**RECORDS PROVIDED**
┌────────

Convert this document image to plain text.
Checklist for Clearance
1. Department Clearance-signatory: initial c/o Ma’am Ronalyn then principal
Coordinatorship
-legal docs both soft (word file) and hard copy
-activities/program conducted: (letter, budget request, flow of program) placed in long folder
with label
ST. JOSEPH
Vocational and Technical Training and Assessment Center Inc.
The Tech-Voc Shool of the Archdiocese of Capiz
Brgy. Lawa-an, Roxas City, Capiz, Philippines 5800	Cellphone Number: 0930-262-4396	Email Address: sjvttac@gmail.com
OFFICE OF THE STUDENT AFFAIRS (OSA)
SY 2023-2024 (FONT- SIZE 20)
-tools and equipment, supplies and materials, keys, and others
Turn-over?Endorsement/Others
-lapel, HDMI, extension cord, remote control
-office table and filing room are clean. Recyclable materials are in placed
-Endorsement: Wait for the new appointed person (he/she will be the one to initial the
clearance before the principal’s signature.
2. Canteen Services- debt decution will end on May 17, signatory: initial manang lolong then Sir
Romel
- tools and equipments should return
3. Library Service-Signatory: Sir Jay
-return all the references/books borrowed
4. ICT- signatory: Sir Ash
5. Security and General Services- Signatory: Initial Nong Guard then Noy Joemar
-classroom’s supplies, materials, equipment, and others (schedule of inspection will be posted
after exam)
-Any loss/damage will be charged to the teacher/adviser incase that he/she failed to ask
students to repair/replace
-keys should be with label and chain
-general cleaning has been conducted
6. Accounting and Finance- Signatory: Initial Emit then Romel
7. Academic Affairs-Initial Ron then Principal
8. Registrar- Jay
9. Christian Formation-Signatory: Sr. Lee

└────────
┌────────

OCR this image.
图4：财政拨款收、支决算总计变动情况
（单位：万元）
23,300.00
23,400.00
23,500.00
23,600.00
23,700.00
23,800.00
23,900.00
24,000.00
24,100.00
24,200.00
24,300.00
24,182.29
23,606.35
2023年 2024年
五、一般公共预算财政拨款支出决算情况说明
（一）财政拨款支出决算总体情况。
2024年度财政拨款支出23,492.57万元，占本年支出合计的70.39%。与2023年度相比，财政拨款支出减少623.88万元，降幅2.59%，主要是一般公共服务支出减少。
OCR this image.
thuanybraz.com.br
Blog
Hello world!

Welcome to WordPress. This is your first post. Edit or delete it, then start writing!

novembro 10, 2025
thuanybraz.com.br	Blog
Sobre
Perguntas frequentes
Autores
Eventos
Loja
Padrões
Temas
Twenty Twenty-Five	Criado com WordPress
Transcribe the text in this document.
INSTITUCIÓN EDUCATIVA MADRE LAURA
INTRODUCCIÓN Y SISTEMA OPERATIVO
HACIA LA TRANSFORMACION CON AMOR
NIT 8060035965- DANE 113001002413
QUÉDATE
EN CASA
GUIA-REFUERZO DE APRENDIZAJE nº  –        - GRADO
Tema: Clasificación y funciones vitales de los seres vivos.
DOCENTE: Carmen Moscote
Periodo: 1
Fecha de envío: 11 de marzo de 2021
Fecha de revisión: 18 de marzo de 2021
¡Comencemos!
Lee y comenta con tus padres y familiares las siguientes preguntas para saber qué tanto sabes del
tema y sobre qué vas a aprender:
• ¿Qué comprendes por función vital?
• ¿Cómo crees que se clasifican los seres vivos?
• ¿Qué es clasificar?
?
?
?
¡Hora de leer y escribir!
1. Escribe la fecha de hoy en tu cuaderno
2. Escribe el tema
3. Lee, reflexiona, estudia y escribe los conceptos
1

└────────
┌────────

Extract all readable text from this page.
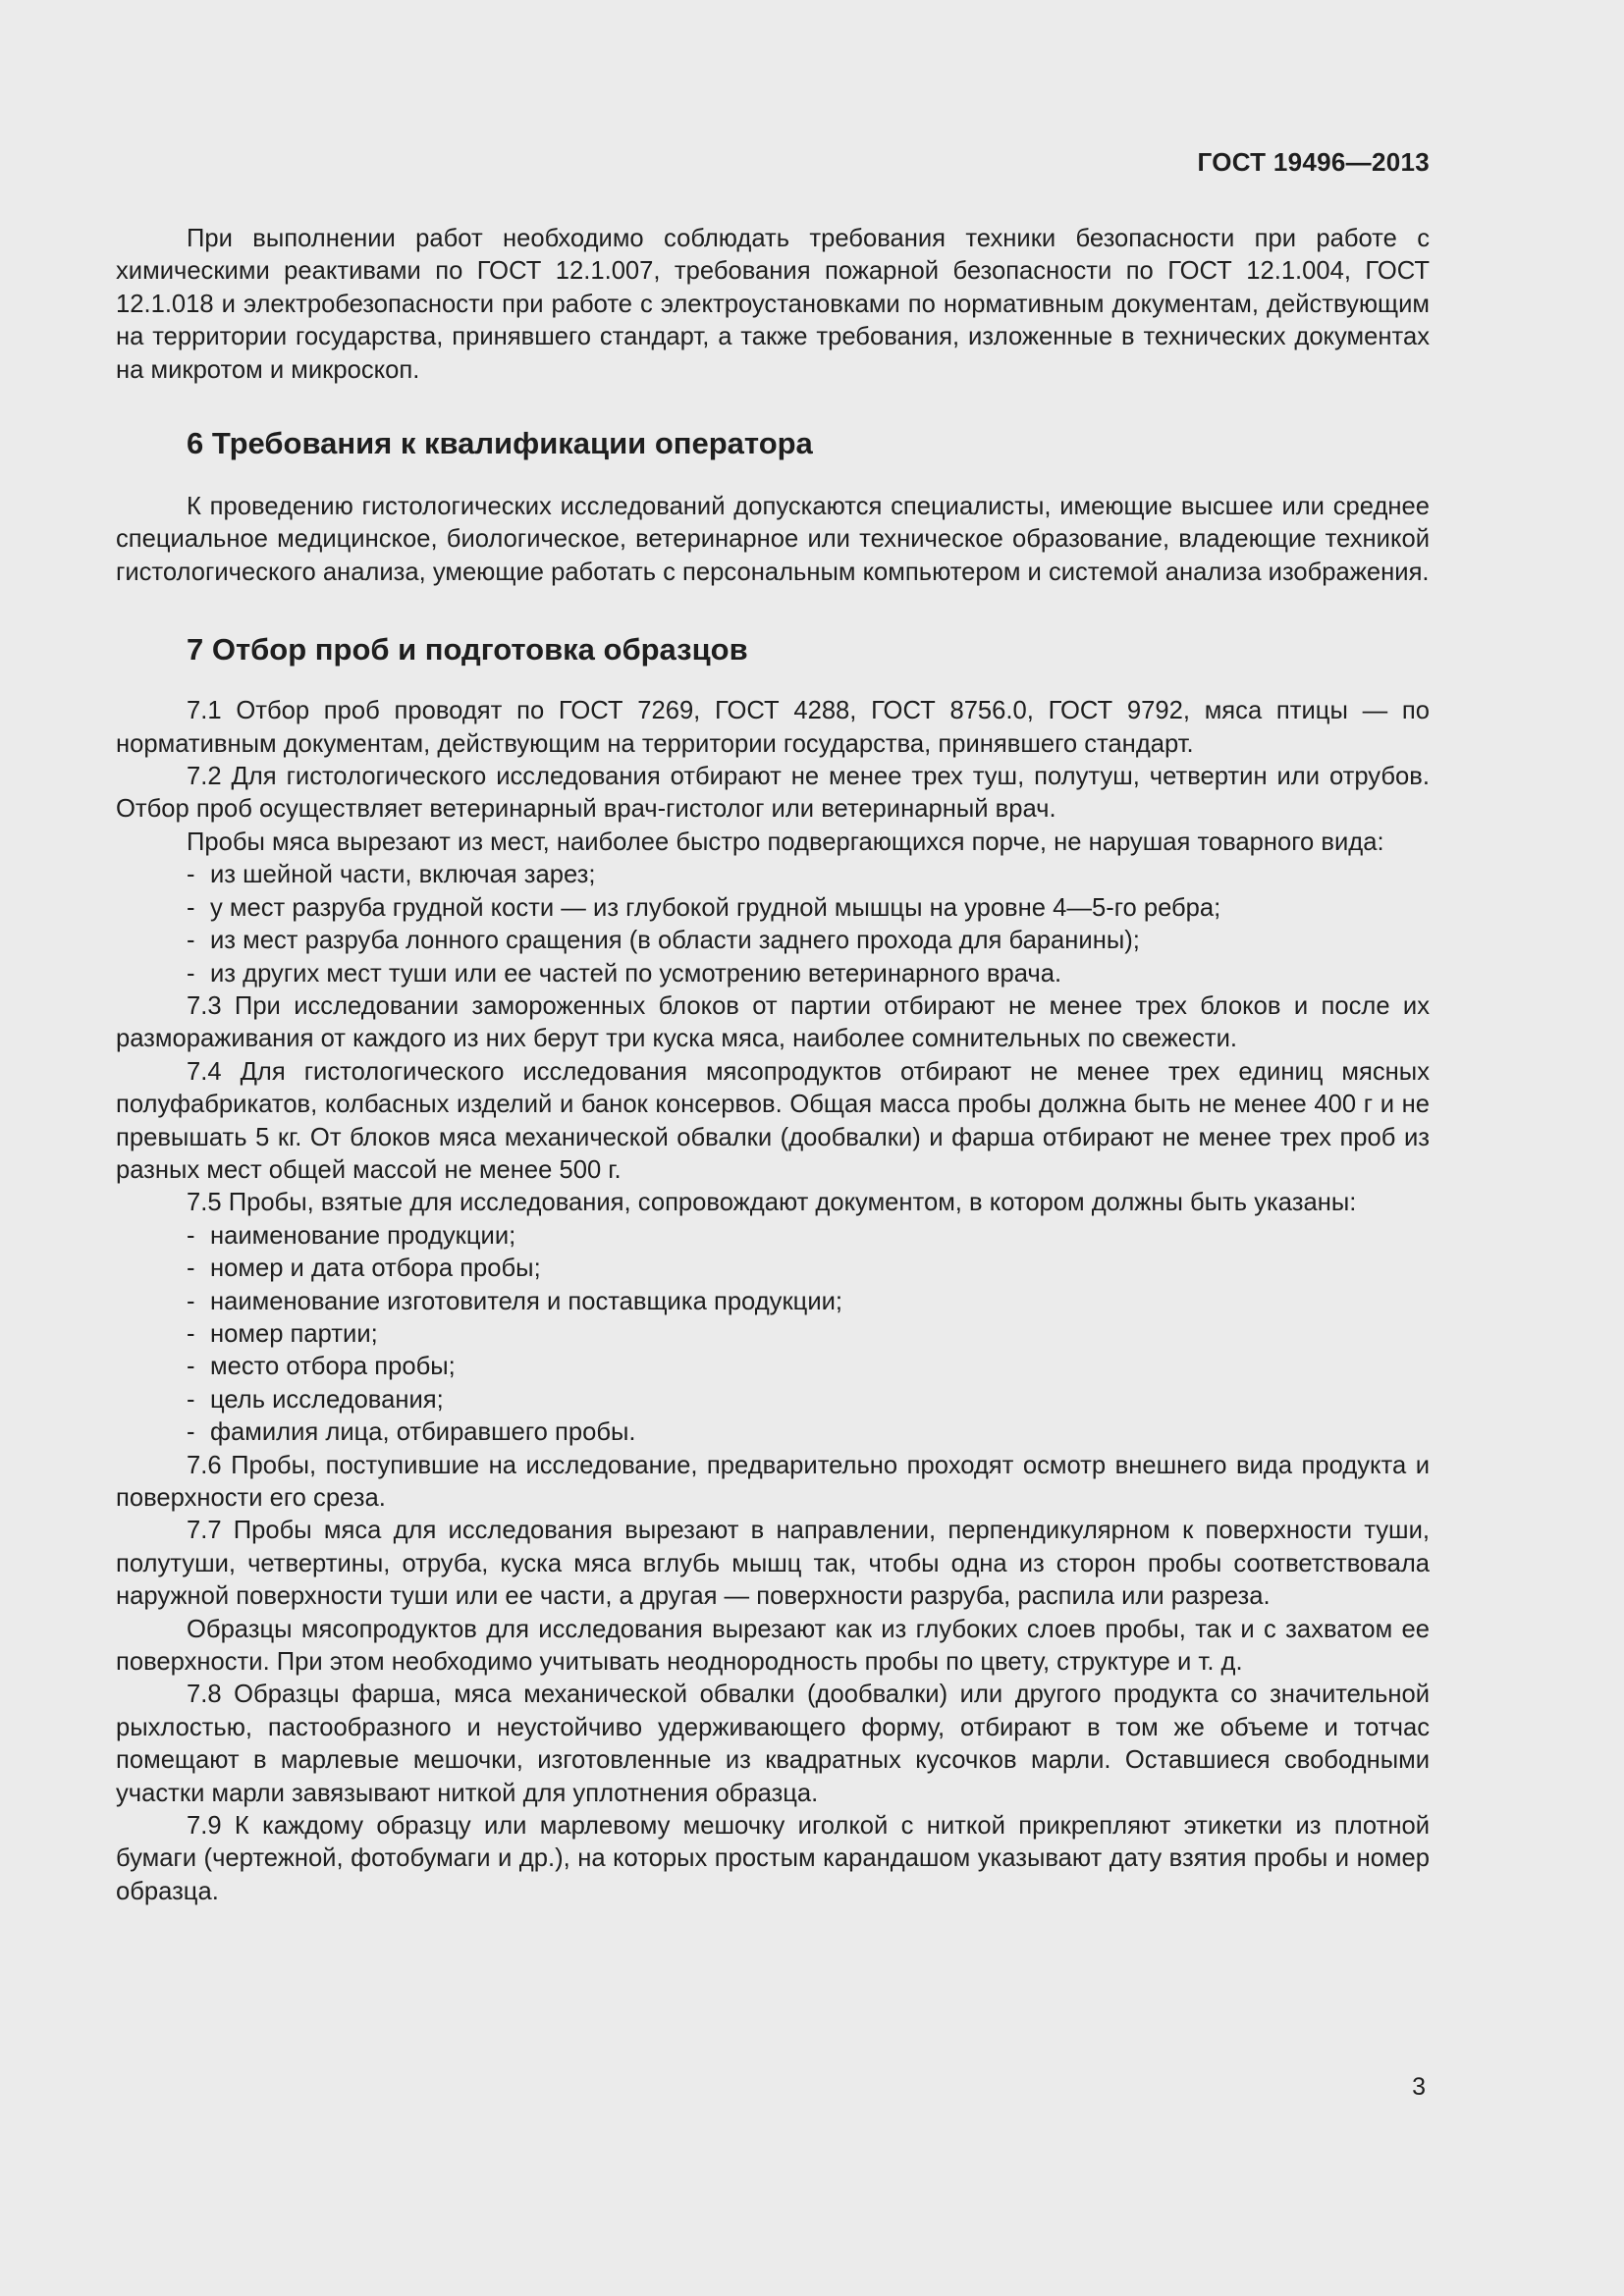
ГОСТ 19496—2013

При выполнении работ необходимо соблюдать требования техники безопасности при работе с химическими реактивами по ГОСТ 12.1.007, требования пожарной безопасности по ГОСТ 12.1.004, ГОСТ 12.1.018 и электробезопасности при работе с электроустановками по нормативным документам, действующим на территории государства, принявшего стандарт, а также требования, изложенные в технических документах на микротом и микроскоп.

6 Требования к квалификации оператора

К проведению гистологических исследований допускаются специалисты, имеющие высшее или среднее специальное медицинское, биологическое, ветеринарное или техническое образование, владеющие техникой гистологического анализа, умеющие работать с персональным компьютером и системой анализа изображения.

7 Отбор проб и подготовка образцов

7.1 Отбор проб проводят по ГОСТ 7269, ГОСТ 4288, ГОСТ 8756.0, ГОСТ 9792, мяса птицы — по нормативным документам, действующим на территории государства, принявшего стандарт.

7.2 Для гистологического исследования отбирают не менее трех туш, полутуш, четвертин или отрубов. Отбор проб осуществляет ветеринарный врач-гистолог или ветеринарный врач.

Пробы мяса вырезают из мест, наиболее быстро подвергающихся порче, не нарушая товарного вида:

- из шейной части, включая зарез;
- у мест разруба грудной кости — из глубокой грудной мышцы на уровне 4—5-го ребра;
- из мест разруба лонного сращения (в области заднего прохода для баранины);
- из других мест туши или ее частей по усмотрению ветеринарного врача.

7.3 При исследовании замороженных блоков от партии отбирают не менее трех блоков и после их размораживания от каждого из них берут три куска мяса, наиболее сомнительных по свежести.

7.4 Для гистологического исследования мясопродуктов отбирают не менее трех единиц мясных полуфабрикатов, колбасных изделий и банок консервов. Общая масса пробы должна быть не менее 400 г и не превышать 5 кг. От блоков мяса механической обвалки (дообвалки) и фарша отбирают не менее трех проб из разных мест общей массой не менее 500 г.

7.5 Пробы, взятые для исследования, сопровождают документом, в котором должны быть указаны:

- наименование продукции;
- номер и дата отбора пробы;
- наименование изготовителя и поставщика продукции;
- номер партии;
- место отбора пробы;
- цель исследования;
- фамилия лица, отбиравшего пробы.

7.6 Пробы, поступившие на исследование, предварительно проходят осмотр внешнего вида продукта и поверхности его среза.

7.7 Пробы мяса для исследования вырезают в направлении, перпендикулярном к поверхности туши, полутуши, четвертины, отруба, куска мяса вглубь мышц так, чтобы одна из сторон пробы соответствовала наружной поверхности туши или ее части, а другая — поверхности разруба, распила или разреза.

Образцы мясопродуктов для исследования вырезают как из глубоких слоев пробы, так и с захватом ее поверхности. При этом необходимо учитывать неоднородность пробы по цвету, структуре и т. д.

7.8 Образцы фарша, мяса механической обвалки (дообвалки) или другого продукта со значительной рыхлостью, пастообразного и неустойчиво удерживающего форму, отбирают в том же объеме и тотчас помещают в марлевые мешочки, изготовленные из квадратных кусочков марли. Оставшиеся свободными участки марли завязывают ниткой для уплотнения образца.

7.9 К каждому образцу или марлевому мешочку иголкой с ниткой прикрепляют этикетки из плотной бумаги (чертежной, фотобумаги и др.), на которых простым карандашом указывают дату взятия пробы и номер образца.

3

└────────

**GOAL OF THE EXERCISE**
From the listing, copy every line where the string "vivos" appears.

**RESPONSE TO THE EXERCISE**
Tema: Clasificación y funciones vitales de los seres vivos.
• ¿Cómo crees que se clasifican los seres vivos?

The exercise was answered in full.